→ **WORK TO COMPLETE**:
Copy out every line in the entries below that includes "icon".
==== RECORDS TO USE
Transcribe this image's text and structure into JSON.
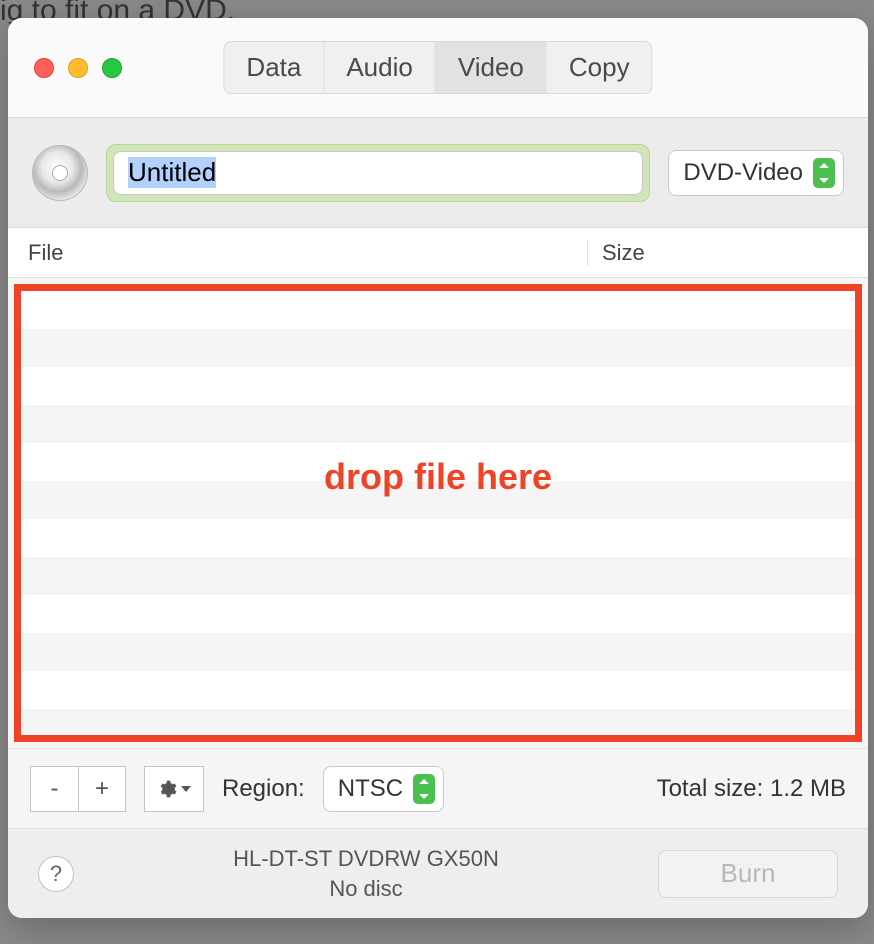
{
  "cropped_text": "ig to fit on a DVD.",
  "tabs": {
    "data": "Data",
    "audio": "Audio",
    "video": "Video",
    "copy": "Copy",
    "active": "video"
  },
  "disc_title": "Untitled",
  "format": "DVD-Video",
  "table": {
    "col_file": "File",
    "col_size": "Size"
  },
  "drop_hint": "drop file here",
  "controls": {
    "remove": "-",
    "add": "+",
    "region_label": "Region:",
    "region_value": "NTSC",
    "total_size_label": "Total size:",
    "total_size_value": "1.2 MB"
  },
  "status": {
    "drive": "HL-DT-ST DVDRW GX50N",
    "disc": "No disc",
    "help": "?",
    "burn": "Burn"
  }
}
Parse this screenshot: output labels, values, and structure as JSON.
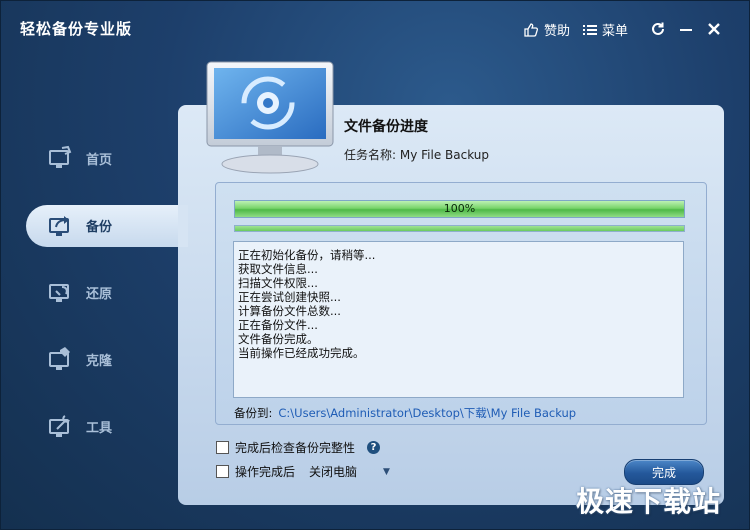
{
  "window": {
    "title": "轻松备份专业版",
    "like_label": "赞助",
    "menu_label": "菜单"
  },
  "sidebar": {
    "items": [
      {
        "label": "首页",
        "icon": "home-monitor-icon",
        "active": false
      },
      {
        "label": "备份",
        "icon": "backup-share-icon",
        "active": true
      },
      {
        "label": "还原",
        "icon": "restore-icon",
        "active": false
      },
      {
        "label": "克隆",
        "icon": "clone-icon",
        "active": false
      },
      {
        "label": "工具",
        "icon": "tools-icon",
        "active": false
      }
    ]
  },
  "header": {
    "title": "文件备份进度",
    "task_label": "任务名称:",
    "task_name": "My File Backup"
  },
  "progress": {
    "value": 1.0,
    "text": "100%"
  },
  "log": {
    "lines": [
      "正在初始化备份，请稍等...",
      "获取文件信息...",
      "扫描文件权限...",
      "正在尝试创建快照...",
      "计算备份文件总数...",
      "正在备份文件...",
      "文件备份完成。",
      "当前操作已经成功完成。"
    ]
  },
  "destination": {
    "label": "备份到:",
    "path": "C:\\Users\\Administrator\\Desktop\\下载\\My File Backup"
  },
  "options": {
    "verify_label": "完成后检查备份完整性",
    "after_label": "操作完成后",
    "after_value": "关闭电脑"
  },
  "buttons": {
    "finish": "完成"
  },
  "watermark": "极速下载站",
  "colors": {
    "background": "#1d3f6b",
    "panel": "#c9dbee",
    "accent": "#24589b",
    "progress_green": "#4fb947",
    "link": "#1f5cb5"
  }
}
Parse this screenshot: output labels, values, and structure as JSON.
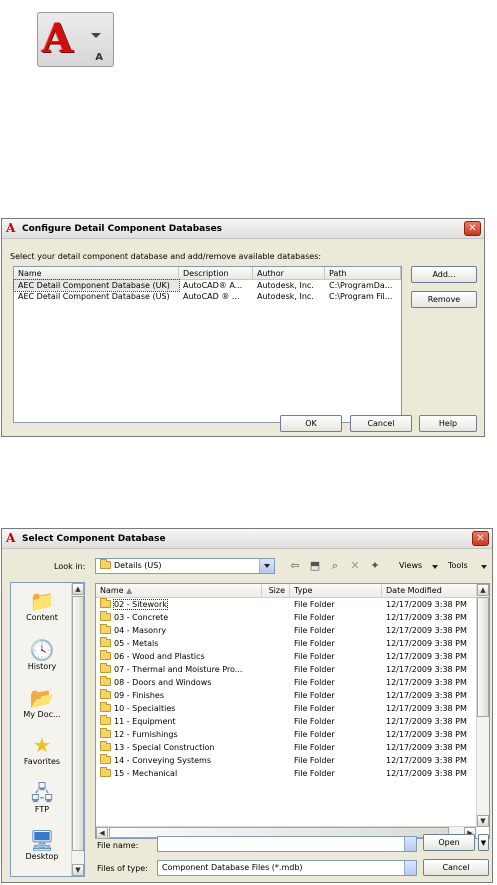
========
→ **FINISHED ANSWER**:
        "icon": "home-monitor-icon",
        "icon": "backup-share-icon",
        "icon": "restore-icon",
        "icon": "clone-icon",
        "icon": "tools-icon",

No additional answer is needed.